TASK TO CARRY OUT: The records below are to be copied word for word, with every picture left out.

LISTING:

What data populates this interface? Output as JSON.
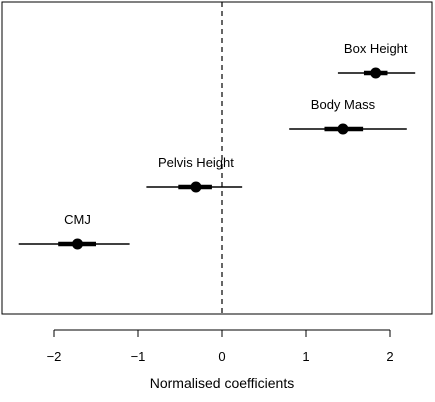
{
  "chart_data": {
    "type": "scatter",
    "title": "",
    "xlabel": "Normalised coefficients",
    "ylabel": "",
    "xlim": [
      -2.5,
      2.5
    ],
    "xticks": [
      -2,
      -1,
      0,
      1,
      2
    ],
    "xtick_labels": [
      "−2",
      "−1",
      "0",
      "1",
      "2"
    ],
    "grid": false,
    "reference_line": {
      "x": 0,
      "style": "dashed"
    },
    "points": [
      {
        "label": "Box Height",
        "estimate": 1.83,
        "inner_interval": [
          1.69,
          1.97
        ],
        "outer_interval": [
          1.38,
          2.3
        ]
      },
      {
        "label": "Body Mass",
        "estimate": 1.44,
        "inner_interval": [
          1.22,
          1.68
        ],
        "outer_interval": [
          0.8,
          2.2
        ]
      },
      {
        "label": "Pelvis Height",
        "estimate": -0.31,
        "inner_interval": [
          -0.52,
          -0.12
        ],
        "outer_interval": [
          -0.9,
          0.24
        ]
      },
      {
        "label": "CMJ",
        "estimate": -1.72,
        "inner_interval": [
          -1.95,
          -1.5
        ],
        "outer_interval": [
          -2.42,
          -1.1
        ]
      }
    ]
  }
}
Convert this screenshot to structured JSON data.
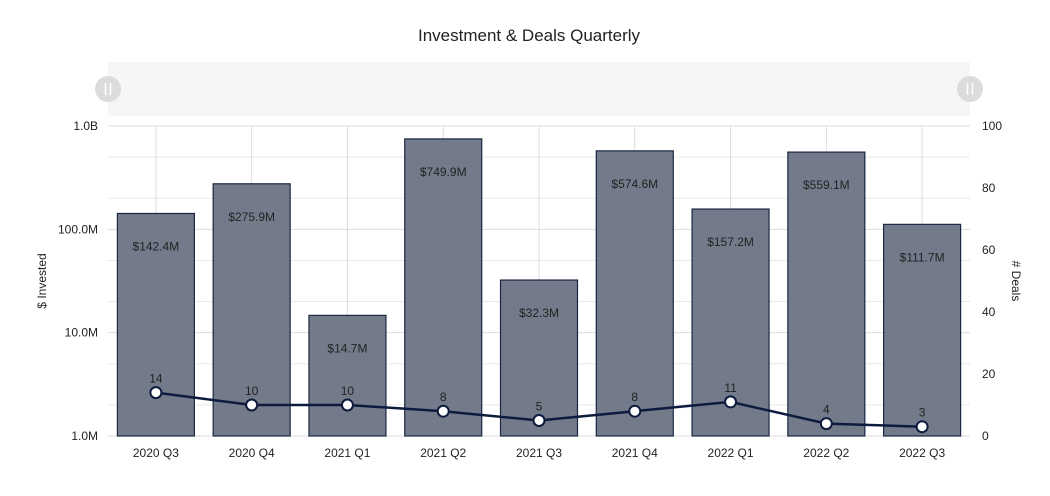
{
  "chart_data": {
    "type": "bar",
    "title": "Investment & Deals Quarterly",
    "categories": [
      "2020 Q3",
      "2020 Q4",
      "2021 Q1",
      "2021 Q2",
      "2021 Q3",
      "2021 Q4",
      "2022 Q1",
      "2022 Q2",
      "2022 Q3"
    ],
    "series": [
      {
        "type": "bar",
        "axis": "left",
        "values": [
          142400000,
          275900000,
          14700000,
          749900000,
          32300000,
          574600000,
          157200000,
          559100000,
          111700000
        ],
        "labels": [
          "$142.4M",
          "$275.9M",
          "$14.7M",
          "$749.9M",
          "$32.3M",
          "$574.6M",
          "$157.2M",
          "$559.1M",
          "$111.7M"
        ]
      },
      {
        "type": "line",
        "axis": "right",
        "values": [
          14,
          10,
          10,
          8,
          5,
          8,
          11,
          4,
          3
        ],
        "labels": [
          "14",
          "10",
          "10",
          "8",
          "5",
          "8",
          "11",
          "4",
          "3"
        ]
      }
    ],
    "y_left": {
      "label": "$ Invested",
      "scale": "log",
      "range": [
        1000000,
        1000000000
      ],
      "ticks": [
        1000000,
        10000000,
        100000000,
        1000000000
      ],
      "tick_labels": [
        "1.0M",
        "10.0M",
        "100.0M",
        "1.0B"
      ]
    },
    "y_right": {
      "label": "# Deals",
      "scale": "linear",
      "range": [
        0,
        100
      ],
      "ticks": [
        0,
        20,
        40,
        60,
        80,
        100
      ],
      "tick_labels": [
        "0",
        "20",
        "40",
        "60",
        "80",
        "100"
      ]
    },
    "grid": true,
    "legend": "none",
    "has_range_slider": true,
    "colors": {
      "bar_fill": "#737b8a",
      "bar_stroke": "#1b2744",
      "line": "#0d1b3e",
      "marker_fill": "#ffffff",
      "grid": "#dddddd",
      "slider_bg": "#f6f6f6",
      "slider_handle": "#dcdcdc"
    }
  }
}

SOLUTION:
What data populates this interface? Output as JSON.
{
  "chart_data": {
    "type": "scatter",
    "title": "",
    "xlabel": "Normalised coefficients",
    "ylabel": "",
    "xlim": [
      -2.5,
      2.5
    ],
    "xticks": [
      -2,
      -1,
      0,
      1,
      2
    ],
    "xtick_labels": [
      "−2",
      "−1",
      "0",
      "1",
      "2"
    ],
    "grid": false,
    "reference_line": {
      "x": 0,
      "style": "dashed"
    },
    "points": [
      {
        "label": "Box Height",
        "estimate": 1.83,
        "inner_interval": [
          1.69,
          1.97
        ],
        "outer_interval": [
          1.38,
          2.3
        ]
      },
      {
        "label": "Body Mass",
        "estimate": 1.44,
        "inner_interval": [
          1.22,
          1.68
        ],
        "outer_interval": [
          0.8,
          2.2
        ]
      },
      {
        "label": "Pelvis Height",
        "estimate": -0.31,
        "inner_interval": [
          -0.52,
          -0.12
        ],
        "outer_interval": [
          -0.9,
          0.24
        ]
      },
      {
        "label": "CMJ",
        "estimate": -1.72,
        "inner_interval": [
          -1.95,
          -1.5
        ],
        "outer_interval": [
          -2.42,
          -1.1
        ]
      }
    ]
  }
}
Convert this screenshot to structured JSON data.
{
  "chart_data": {
    "type": "bar",
    "title": "Investment & Deals Quarterly",
    "categories": [
      "2020 Q3",
      "2020 Q4",
      "2021 Q1",
      "2021 Q2",
      "2021 Q3",
      "2021 Q4",
      "2022 Q1",
      "2022 Q2",
      "2022 Q3"
    ],
    "series": [
      {
        "type": "bar",
        "axis": "left",
        "values": [
          142400000,
          275900000,
          14700000,
          749900000,
          32300000,
          574600000,
          157200000,
          559100000,
          111700000
        ],
        "labels": [
          "$142.4M",
          "$275.9M",
          "$14.7M",
          "$749.9M",
          "$32.3M",
          "$574.6M",
          "$157.2M",
          "$559.1M",
          "$111.7M"
        ]
      },
      {
        "type": "line",
        "axis": "right",
        "values": [
          14,
          10,
          10,
          8,
          5,
          8,
          11,
          4,
          3
        ],
        "labels": [
          "14",
          "10",
          "10",
          "8",
          "5",
          "8",
          "11",
          "4",
          "3"
        ]
      }
    ],
    "y_left": {
      "label": "$ Invested",
      "scale": "log",
      "range": [
        1000000,
        1000000000
      ],
      "ticks": [
        1000000,
        10000000,
        100000000,
        1000000000
      ],
      "tick_labels": [
        "1.0M",
        "10.0M",
        "100.0M",
        "1.0B"
      ]
    },
    "y_right": {
      "label": "# Deals",
      "scale": "linear",
      "range": [
        0,
        100
      ],
      "ticks": [
        0,
        20,
        40,
        60,
        80,
        100
      ],
      "tick_labels": [
        "0",
        "20",
        "40",
        "60",
        "80",
        "100"
      ]
    },
    "grid": true,
    "legend": "none",
    "has_range_slider": true,
    "colors": {
      "bar_fill": "#737b8a",
      "bar_stroke": "#1b2744",
      "line": "#0d1b3e",
      "marker_fill": "#ffffff",
      "grid": "#dddddd",
      "slider_bg": "#f6f6f6",
      "slider_handle": "#dcdcdc"
    }
  }
}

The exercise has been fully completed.